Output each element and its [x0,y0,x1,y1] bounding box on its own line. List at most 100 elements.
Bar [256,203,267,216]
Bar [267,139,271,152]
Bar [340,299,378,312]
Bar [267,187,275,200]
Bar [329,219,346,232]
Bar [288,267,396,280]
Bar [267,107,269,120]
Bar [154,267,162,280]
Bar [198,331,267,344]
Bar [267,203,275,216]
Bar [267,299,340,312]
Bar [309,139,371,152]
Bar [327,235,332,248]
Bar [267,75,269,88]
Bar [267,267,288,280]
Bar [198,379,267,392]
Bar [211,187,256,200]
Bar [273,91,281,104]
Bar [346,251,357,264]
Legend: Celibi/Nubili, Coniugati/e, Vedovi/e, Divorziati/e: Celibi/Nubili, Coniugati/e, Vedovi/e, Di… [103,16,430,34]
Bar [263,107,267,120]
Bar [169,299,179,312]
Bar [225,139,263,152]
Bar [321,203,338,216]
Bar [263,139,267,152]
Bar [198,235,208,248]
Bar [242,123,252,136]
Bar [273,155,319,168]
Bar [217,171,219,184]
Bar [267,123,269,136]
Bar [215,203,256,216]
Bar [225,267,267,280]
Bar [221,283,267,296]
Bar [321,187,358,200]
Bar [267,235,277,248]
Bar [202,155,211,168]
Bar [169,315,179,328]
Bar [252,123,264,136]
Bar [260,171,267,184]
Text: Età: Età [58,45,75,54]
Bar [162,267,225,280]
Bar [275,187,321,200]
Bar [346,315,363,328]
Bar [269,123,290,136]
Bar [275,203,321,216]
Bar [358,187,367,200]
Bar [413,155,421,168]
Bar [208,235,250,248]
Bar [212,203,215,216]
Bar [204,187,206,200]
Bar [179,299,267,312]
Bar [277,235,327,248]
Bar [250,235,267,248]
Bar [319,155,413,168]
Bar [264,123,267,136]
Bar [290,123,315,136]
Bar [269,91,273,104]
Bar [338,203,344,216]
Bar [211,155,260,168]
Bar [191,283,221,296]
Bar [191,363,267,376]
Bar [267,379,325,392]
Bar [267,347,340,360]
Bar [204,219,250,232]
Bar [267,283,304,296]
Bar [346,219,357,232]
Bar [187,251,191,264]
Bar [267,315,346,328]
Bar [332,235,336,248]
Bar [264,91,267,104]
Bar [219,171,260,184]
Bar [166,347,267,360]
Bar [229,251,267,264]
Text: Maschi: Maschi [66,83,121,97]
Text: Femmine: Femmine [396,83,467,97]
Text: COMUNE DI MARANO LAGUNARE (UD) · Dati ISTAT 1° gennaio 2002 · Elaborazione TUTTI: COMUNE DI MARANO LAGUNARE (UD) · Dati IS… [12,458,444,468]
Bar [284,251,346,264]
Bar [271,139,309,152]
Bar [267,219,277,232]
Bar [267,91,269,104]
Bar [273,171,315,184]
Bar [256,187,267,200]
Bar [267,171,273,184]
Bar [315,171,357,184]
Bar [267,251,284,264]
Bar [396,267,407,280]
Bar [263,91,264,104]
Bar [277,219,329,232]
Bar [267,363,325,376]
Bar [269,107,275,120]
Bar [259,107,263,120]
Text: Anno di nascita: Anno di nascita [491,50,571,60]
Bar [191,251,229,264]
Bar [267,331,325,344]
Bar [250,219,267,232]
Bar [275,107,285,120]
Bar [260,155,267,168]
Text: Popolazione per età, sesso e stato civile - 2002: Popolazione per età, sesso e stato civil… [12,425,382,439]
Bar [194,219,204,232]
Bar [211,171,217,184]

—————

How many lines of the records above contain the string "Text", with case treated as significant? Reply with the number alone.

6